Take every line that has the string "统计时间" and copy it out.
--- Begin ---
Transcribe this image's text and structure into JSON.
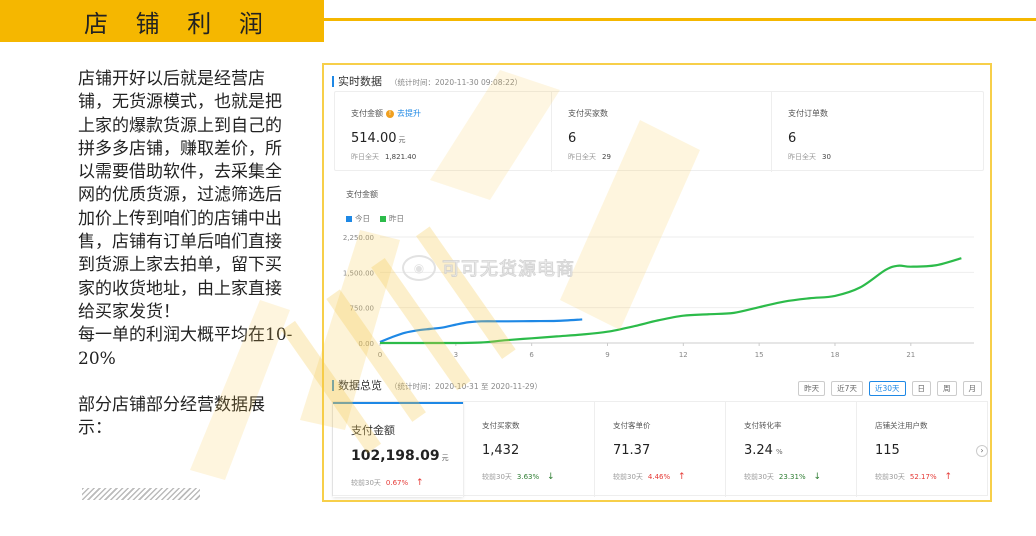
{
  "header": {
    "title": "店 铺 利 润"
  },
  "left_text": {
    "paragraph1": "店铺开好以后就是经营店铺，无货源模式，也就是把上家的爆款货源上到自己的拼多多店铺，赚取差价，所以需要借助软件，去采集全网的优质货源，过滤筛选后加价上传到咱们的店铺中出售，店铺有订单后咱们直接到货源上家去拍单，留下买家的收货地址，由上家直接给买家发货！",
    "paragraph2": "每一单的利润大概平均在10-20%",
    "paragraph3": "部分店铺部分经营数据展示："
  },
  "realtime": {
    "title": "实时数据",
    "stat_time": "（统计时间：2020-11-30 09:08:22）",
    "cards": [
      {
        "label": "支付金额",
        "link": "去提升",
        "value": "514.00",
        "unit": "元",
        "sub_label": "昨日全天",
        "sub_value": "1,821.40"
      },
      {
        "label": "支付买家数",
        "value": "6",
        "sub_label": "昨日全天",
        "sub_value": "29"
      },
      {
        "label": "支付订单数",
        "value": "6",
        "sub_label": "昨日全天",
        "sub_value": "30"
      }
    ]
  },
  "chart_data": {
    "type": "line",
    "title": "支付金额",
    "x_ticks": [
      0,
      3,
      6,
      9,
      12,
      15,
      18,
      21
    ],
    "y_ticks": [
      "0.00",
      "750.00",
      "1,500.00",
      "2,250.00"
    ],
    "xlim": [
      0,
      23.5
    ],
    "ylim": [
      0,
      2250
    ],
    "series": [
      {
        "name": "今日",
        "color": "#1e88e5",
        "x": [
          0,
          0.5,
          1,
          1.5,
          2,
          2.5,
          3,
          3.5,
          4,
          5,
          6,
          7,
          8
        ],
        "y": [
          20,
          130,
          220,
          270,
          300,
          330,
          390,
          440,
          460,
          460,
          465,
          470,
          500
        ]
      },
      {
        "name": "昨日",
        "color": "#2cbb4a",
        "x": [
          0,
          1,
          2,
          3,
          4,
          5,
          6,
          7,
          8,
          9,
          10,
          11,
          12,
          13,
          14,
          15,
          16,
          17,
          18,
          19,
          20,
          20.5,
          21,
          22,
          23
        ],
        "y": [
          0,
          0,
          0,
          0,
          10,
          60,
          100,
          140,
          180,
          240,
          350,
          480,
          580,
          610,
          640,
          760,
          880,
          950,
          1000,
          1180,
          1550,
          1640,
          1620,
          1650,
          1800
        ]
      }
    ]
  },
  "overview": {
    "title": "数据总览",
    "stat_time": "（统计时间：2020-10-31 至 2020-11-29）",
    "periods": [
      "昨天",
      "近7天",
      "近30天",
      "日",
      "周",
      "月"
    ],
    "active_period": "近30天",
    "cards": [
      {
        "label": "支付金额",
        "value": "102,198.09",
        "unit": "元",
        "sub_label": "较前30天",
        "change": "0.67%",
        "dir": "up"
      },
      {
        "label": "支付买家数",
        "value": "1,432",
        "sub_label": "较前30天",
        "change": "3.63%",
        "dir": "down"
      },
      {
        "label": "支付客单价",
        "value": "71.37",
        "sub_label": "较前30天",
        "change": "4.46%",
        "dir": "up"
      },
      {
        "label": "支付转化率",
        "value": "3.24",
        "unit": "%",
        "sub_label": "较前30天",
        "change": "23.31%",
        "dir": "down"
      },
      {
        "label": "店铺关注用户数",
        "value": "115",
        "sub_label": "较前30天",
        "change": "52.17%",
        "dir": "up"
      }
    ]
  },
  "watermark": {
    "text": "可可无货源电商"
  },
  "colors": {
    "accent": "#f5b700",
    "today": "#1e88e5",
    "yesterday": "#2cbb4a",
    "up": "#e53935",
    "down": "#2e7d32"
  }
}
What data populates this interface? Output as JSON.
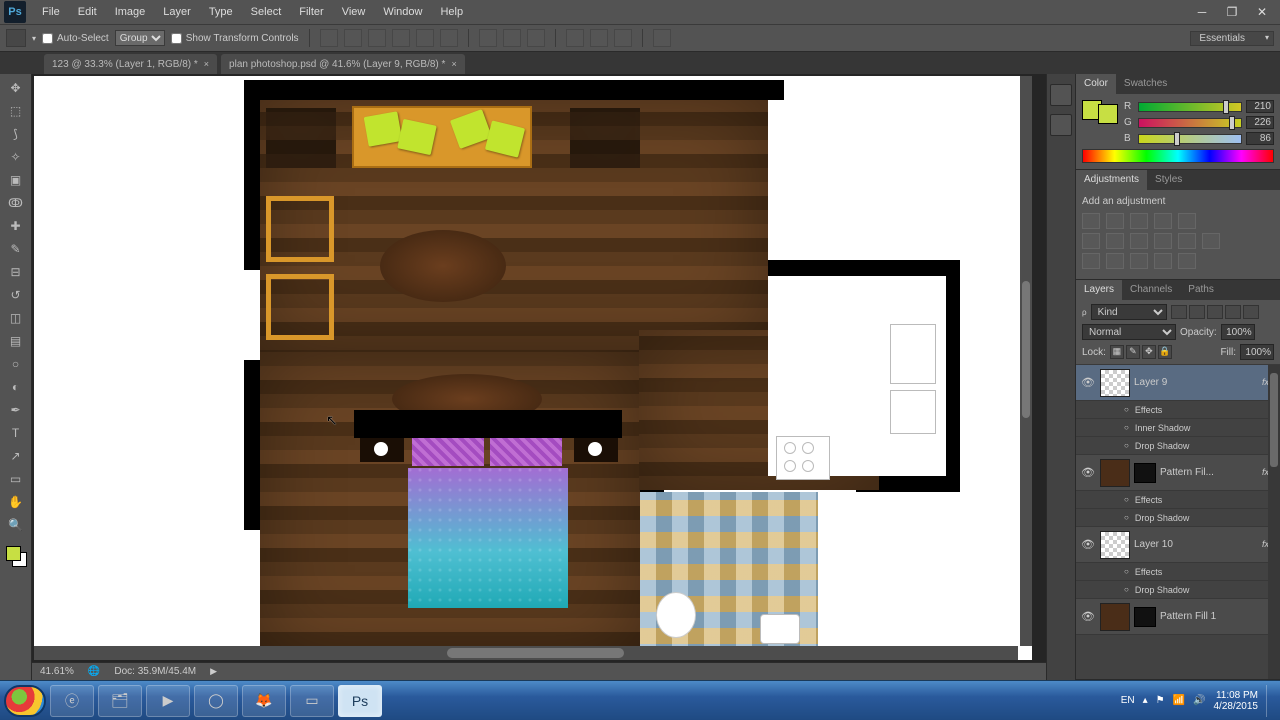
{
  "menu": {
    "items": [
      "File",
      "Edit",
      "Image",
      "Layer",
      "Type",
      "Select",
      "Filter",
      "View",
      "Window",
      "Help"
    ]
  },
  "options": {
    "auto_select": "Auto-Select",
    "group": "Group",
    "show_transform": "Show Transform Controls",
    "essentials": "Essentials"
  },
  "tabs": [
    {
      "label": "123 @ 33.3% (Layer 1, RGB/8) *"
    },
    {
      "label": "plan photoshop.psd @ 41.6% (Layer 9, RGB/8) *"
    }
  ],
  "status": {
    "zoom": "41.61%",
    "doc": "Doc: 35.9M/45.4M"
  },
  "color": {
    "tabs": [
      "Color",
      "Swatches"
    ],
    "r": {
      "label": "R",
      "value": "210",
      "pos": 82
    },
    "g": {
      "label": "G",
      "value": "226",
      "pos": 88
    },
    "b": {
      "label": "B",
      "value": "86",
      "pos": 34
    }
  },
  "adjustments": {
    "tabs": [
      "Adjustments",
      "Styles"
    ],
    "hint": "Add an adjustment"
  },
  "layers": {
    "tabs": [
      "Layers",
      "Channels",
      "Paths"
    ],
    "kind": "Kind",
    "blend": "Normal",
    "opacity_label": "Opacity:",
    "opacity_value": "100%",
    "lock_label": "Lock:",
    "fill_label": "Fill:",
    "fill_value": "100%",
    "items": [
      {
        "name": "Layer 9",
        "selected": true,
        "effects": [
          "Effects",
          "Inner Shadow",
          "Drop Shadow"
        ]
      },
      {
        "name": "Pattern Fil...",
        "brown": true,
        "mask": true,
        "effects": [
          "Effects",
          "Drop Shadow"
        ]
      },
      {
        "name": "Layer 10",
        "effects": [
          "Effects",
          "Drop Shadow"
        ]
      },
      {
        "name": "Pattern Fill 1",
        "brown": true,
        "mask": true
      }
    ]
  },
  "taskbar": {
    "lang": "EN",
    "clock_time": "11:08 PM",
    "clock_date": "4/28/2015"
  }
}
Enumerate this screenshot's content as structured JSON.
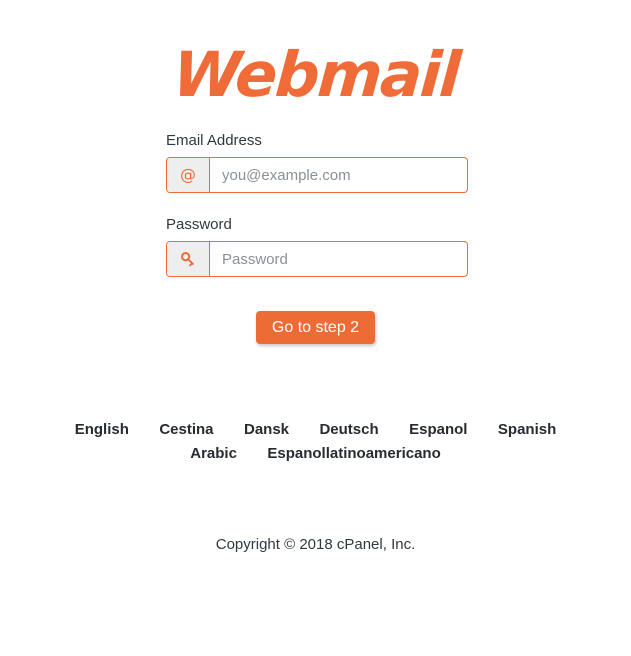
{
  "brand": {
    "logo_text": "Webmail",
    "accent_color": "#ef6c38",
    "button_color": "#ed6b35"
  },
  "form": {
    "email": {
      "label": "Email Address",
      "placeholder": "you@example.com",
      "value": "",
      "icon": "at-sign-icon"
    },
    "password": {
      "label": "Password",
      "placeholder": "Password",
      "value": "",
      "icon": "key-icon"
    },
    "submit_label": "Go to step 2"
  },
  "languages": [
    {
      "label": "English"
    },
    {
      "label": "Cestina"
    },
    {
      "label": "Dansk"
    },
    {
      "label": "Deutsch"
    },
    {
      "label": "Espanol"
    },
    {
      "label": "Spanish"
    },
    {
      "label": "Arabic"
    },
    {
      "label": "Espanollatinoamericano"
    }
  ],
  "footer": {
    "copyright": "Copyright © 2018 cPanel, Inc."
  }
}
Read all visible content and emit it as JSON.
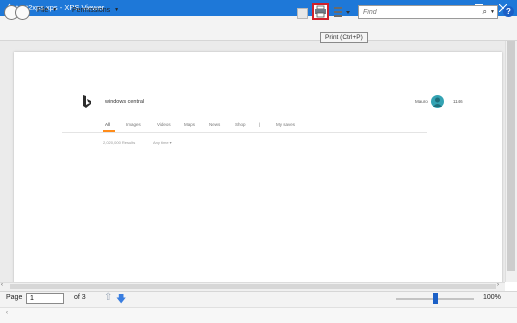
{
  "window": {
    "title": "test2xps.xps - XPS Viewer",
    "buttons": [
      "minimize",
      "maximize",
      "close"
    ]
  },
  "toolbar": {
    "menus": [
      {
        "label": "File"
      },
      {
        "label": "Permissions"
      }
    ],
    "find_placeholder": "Find",
    "print_tooltip": "Print (Ctrl+P)",
    "accent_color": "#1e78d8",
    "highlight_color": "#d0202a"
  },
  "document": {
    "search_query": "windows central",
    "user_name": "Mauro",
    "reward_count": "1146",
    "tabs": [
      "All",
      "Images",
      "Videos",
      "Maps",
      "News",
      "Shop",
      "|",
      "My saves"
    ],
    "results_count": "2,020,000 Results",
    "time_filter": "Any time ▾"
  },
  "status": {
    "page_label": "Page",
    "current_page": "1",
    "page_of": "of 3",
    "zoom_level": "100%",
    "zoom_fraction": 0.5
  }
}
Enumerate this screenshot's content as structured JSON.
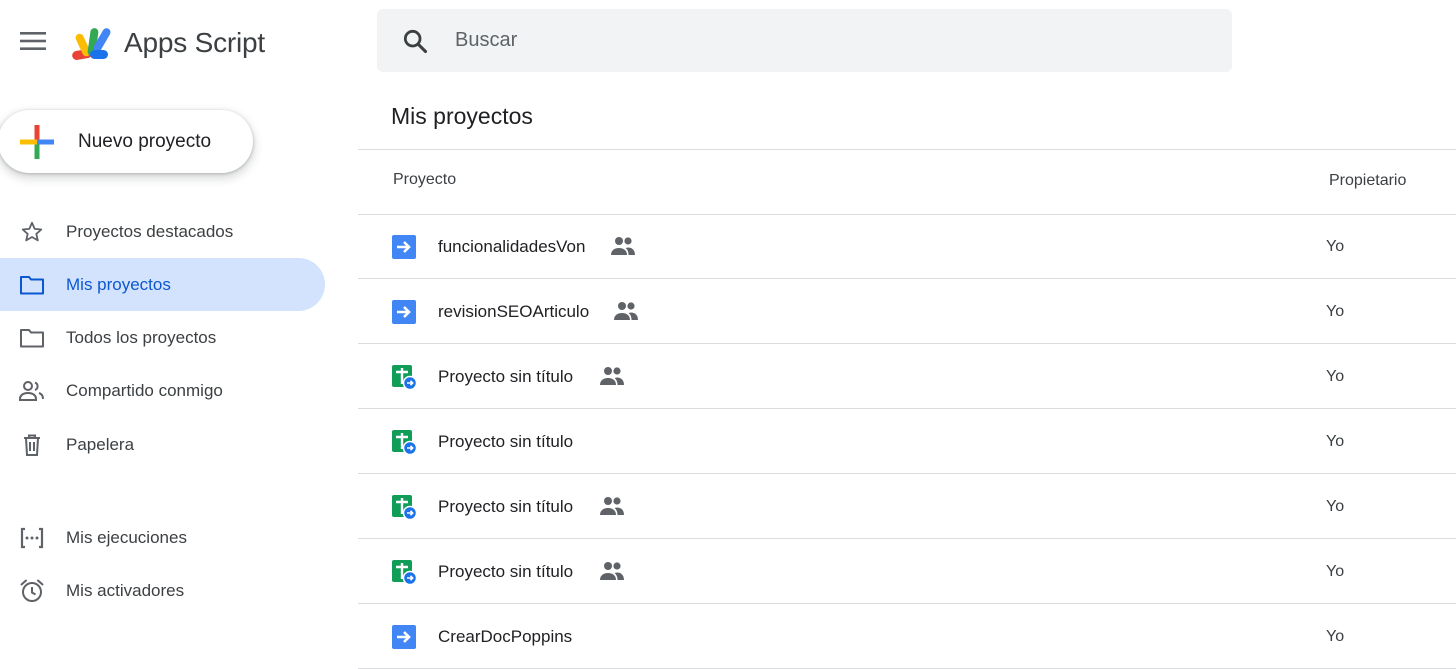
{
  "app": {
    "title": "Apps Script"
  },
  "search": {
    "placeholder": "Buscar"
  },
  "new_project": {
    "label": "Nuevo proyecto"
  },
  "sidebar": {
    "items": [
      {
        "label": "Proyectos destacados",
        "icon": "star-icon"
      },
      {
        "label": "Mis proyectos",
        "icon": "folder-icon",
        "active": true
      },
      {
        "label": "Todos los proyectos",
        "icon": "folder-icon"
      },
      {
        "label": "Compartido conmigo",
        "icon": "people-icon"
      },
      {
        "label": "Papelera",
        "icon": "trash-icon"
      },
      {
        "label": "Mis ejecuciones",
        "icon": "executions-icon"
      },
      {
        "label": "Mis activadores",
        "icon": "alarm-icon"
      }
    ]
  },
  "main": {
    "title": "Mis proyectos",
    "columns": {
      "project": "Proyecto",
      "owner": "Propietario"
    },
    "rows": [
      {
        "name": "funcionalidadesVon",
        "type": "standalone-script-icon",
        "shared": true,
        "owner": "Yo"
      },
      {
        "name": "revisionSEOArticulo",
        "type": "standalone-script-icon",
        "shared": true,
        "owner": "Yo"
      },
      {
        "name": "Proyecto sin título",
        "type": "sheets-script-icon",
        "shared": true,
        "owner": "Yo"
      },
      {
        "name": "Proyecto sin título",
        "type": "sheets-script-icon",
        "shared": false,
        "owner": "Yo"
      },
      {
        "name": "Proyecto sin título",
        "type": "sheets-script-icon",
        "shared": true,
        "owner": "Yo"
      },
      {
        "name": "Proyecto sin título",
        "type": "sheets-script-icon",
        "shared": true,
        "owner": "Yo"
      },
      {
        "name": "CrearDocPoppins",
        "type": "standalone-script-icon",
        "shared": false,
        "owner": "Yo"
      }
    ]
  },
  "colors": {
    "active_nav_bg": "#d3e3fd",
    "active_nav_text": "#0b57d0",
    "script_blue": "#4285f4",
    "sheets_green": "#0f9d58"
  }
}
--- End ---
→ WRITTEN RESPONSE:
    "stat_time": "（统计时间：2020-11-30 09:08:22）",
    "stat_time": "（统计时间：2020-10-31 至 2020-11-29）",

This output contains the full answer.